### WRITTEN EXERCISE:
Below is a listing; copy all of it exactly.
┌──
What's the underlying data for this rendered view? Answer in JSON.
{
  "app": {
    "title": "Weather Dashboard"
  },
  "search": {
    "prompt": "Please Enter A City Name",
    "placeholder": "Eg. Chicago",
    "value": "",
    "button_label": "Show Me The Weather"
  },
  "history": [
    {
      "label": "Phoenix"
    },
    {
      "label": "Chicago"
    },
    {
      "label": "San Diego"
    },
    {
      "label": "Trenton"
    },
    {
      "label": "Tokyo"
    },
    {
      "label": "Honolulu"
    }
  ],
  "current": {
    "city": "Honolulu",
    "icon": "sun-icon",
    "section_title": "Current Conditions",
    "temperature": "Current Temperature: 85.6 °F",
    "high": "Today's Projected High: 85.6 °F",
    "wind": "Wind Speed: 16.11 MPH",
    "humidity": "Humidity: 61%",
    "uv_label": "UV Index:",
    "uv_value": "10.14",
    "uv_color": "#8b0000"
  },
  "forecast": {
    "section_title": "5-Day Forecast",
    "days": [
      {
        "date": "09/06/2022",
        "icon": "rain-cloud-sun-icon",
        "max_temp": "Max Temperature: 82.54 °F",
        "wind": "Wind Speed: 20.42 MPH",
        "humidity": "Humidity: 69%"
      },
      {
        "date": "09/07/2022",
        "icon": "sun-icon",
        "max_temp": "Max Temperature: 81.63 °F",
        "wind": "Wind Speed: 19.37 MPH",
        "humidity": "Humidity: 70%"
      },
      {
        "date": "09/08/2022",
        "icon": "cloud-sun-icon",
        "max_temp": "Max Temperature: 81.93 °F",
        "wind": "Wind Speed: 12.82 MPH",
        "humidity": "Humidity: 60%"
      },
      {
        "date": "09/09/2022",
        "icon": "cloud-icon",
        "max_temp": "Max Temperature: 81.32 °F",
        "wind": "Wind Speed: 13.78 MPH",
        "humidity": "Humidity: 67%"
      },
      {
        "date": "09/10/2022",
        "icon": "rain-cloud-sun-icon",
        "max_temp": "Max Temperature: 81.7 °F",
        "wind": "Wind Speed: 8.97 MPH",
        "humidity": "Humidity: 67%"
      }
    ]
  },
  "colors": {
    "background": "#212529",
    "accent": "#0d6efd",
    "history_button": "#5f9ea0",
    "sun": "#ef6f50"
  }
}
└──
### FINAL RESULT:
What's the underlying data for this rendered view? Answer in JSON.
{
  "app": {
    "title": "Weather Dashboard"
  },
  "search": {
    "prompt": "Please Enter A City Name",
    "placeholder": "Eg. Chicago",
    "value": "",
    "button_label": "Show Me The Weather"
  },
  "history": [
    {
      "label": "Phoenix"
    },
    {
      "label": "Chicago"
    },
    {
      "label": "San Diego"
    },
    {
      "label": "Trenton"
    },
    {
      "label": "Tokyo"
    },
    {
      "label": "Honolulu"
    }
  ],
  "current": {
    "city": "Honolulu",
    "icon": "sun-icon",
    "section_title": "Current Conditions",
    "temperature": "Current Temperature: 85.6 °F",
    "high": "Today's Projected High: 85.6 °F",
    "wind": "Wind Speed: 16.11 MPH",
    "humidity": "Humidity: 61%",
    "uv_label": "UV Index:",
    "uv_value": "10.14",
    "uv_color": "#8b0000"
  },
  "forecast": {
    "section_title": "5-Day Forecast",
    "days": [
      {
        "date": "09/06/2022",
        "icon": "rain-cloud-sun-icon",
        "max_temp": "Max Temperature: 82.54 °F",
        "wind": "Wind Speed: 20.42 MPH",
        "humidity": "Humidity: 69%"
      },
      {
        "date": "09/07/2022",
        "icon": "sun-icon",
        "max_temp": "Max Temperature: 81.63 °F",
        "wind": "Wind Speed: 19.37 MPH",
        "humidity": "Humidity: 70%"
      },
      {
        "date": "09/08/2022",
        "icon": "cloud-sun-icon",
        "max_temp": "Max Temperature: 81.93 °F",
        "wind": "Wind Speed: 12.82 MPH",
        "humidity": "Humidity: 60%"
      },
      {
        "date": "09/09/2022",
        "icon": "cloud-icon",
        "max_temp": "Max Temperature: 81.32 °F",
        "wind": "Wind Speed: 13.78 MPH",
        "humidity": "Humidity: 67%"
      },
      {
        "date": "09/10/2022",
        "icon": "rain-cloud-sun-icon",
        "max_temp": "Max Temperature: 81.7 °F",
        "wind": "Wind Speed: 8.97 MPH",
        "humidity": "Humidity: 67%"
      }
    ]
  },
  "colors": {
    "background": "#212529",
    "accent": "#0d6efd",
    "history_button": "#5f9ea0",
    "sun": "#ef6f50"
  }
}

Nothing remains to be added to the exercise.